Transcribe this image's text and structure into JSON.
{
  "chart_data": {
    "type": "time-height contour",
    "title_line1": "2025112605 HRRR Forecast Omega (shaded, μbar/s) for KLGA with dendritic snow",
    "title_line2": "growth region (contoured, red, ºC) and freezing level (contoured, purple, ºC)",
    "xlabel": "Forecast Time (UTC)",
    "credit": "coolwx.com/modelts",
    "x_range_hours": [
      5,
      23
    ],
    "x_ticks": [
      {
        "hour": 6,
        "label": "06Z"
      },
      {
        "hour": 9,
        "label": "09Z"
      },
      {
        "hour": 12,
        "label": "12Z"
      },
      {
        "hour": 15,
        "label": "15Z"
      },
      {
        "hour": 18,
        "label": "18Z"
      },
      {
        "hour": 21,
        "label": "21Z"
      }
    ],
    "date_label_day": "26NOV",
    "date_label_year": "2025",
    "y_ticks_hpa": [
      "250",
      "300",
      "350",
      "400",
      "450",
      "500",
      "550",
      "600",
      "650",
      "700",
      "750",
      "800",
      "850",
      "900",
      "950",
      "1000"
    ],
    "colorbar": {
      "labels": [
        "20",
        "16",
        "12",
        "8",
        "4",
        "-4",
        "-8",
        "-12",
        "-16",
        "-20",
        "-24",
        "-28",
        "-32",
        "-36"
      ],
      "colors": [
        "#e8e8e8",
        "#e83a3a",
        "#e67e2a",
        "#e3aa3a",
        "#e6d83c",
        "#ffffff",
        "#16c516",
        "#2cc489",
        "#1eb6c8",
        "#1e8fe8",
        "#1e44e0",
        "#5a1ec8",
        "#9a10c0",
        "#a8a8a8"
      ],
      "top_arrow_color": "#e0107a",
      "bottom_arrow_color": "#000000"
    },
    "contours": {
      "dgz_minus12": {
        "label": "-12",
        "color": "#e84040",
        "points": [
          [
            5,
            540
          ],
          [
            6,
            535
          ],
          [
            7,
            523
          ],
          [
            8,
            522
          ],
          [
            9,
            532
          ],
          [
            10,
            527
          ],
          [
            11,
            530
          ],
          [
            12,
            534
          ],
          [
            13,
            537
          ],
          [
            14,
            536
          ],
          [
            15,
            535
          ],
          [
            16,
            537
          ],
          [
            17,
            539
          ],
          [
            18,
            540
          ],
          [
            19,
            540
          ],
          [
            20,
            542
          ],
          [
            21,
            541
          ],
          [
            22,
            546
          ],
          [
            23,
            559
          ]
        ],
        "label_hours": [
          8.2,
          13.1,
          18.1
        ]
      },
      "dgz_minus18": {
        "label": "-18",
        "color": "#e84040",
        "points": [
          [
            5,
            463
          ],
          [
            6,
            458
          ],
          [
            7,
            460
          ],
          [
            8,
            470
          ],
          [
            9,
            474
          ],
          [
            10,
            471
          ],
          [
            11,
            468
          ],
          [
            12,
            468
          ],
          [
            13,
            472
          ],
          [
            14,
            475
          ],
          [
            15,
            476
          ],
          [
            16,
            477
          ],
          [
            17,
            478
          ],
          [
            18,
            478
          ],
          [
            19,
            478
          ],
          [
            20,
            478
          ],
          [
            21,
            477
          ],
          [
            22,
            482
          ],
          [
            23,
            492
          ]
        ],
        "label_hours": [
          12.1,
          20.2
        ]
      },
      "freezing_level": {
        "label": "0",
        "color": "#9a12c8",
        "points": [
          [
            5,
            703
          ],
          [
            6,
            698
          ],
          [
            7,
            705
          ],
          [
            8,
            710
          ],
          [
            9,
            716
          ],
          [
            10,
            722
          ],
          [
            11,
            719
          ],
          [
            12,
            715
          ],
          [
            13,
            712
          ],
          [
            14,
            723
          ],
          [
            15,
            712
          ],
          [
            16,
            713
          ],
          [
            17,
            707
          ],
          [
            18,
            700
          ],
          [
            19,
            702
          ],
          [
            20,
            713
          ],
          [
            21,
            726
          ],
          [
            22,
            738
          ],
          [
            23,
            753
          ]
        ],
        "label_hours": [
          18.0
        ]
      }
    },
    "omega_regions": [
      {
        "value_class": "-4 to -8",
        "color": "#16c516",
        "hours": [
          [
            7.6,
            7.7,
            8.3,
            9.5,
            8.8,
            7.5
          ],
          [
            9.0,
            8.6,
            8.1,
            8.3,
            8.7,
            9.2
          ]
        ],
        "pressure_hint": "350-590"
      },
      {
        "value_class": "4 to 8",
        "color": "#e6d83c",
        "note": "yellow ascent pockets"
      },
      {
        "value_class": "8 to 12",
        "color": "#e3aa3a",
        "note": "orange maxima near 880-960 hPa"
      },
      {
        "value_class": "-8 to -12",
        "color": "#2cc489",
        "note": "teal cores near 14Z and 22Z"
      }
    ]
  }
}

========

### Task requirements
List all lines from the entries that include the word "near".

### Task answer
        "note": "orange maxima near 880-960 hPa"
        "note": "teal cores near 14Z and 22Z"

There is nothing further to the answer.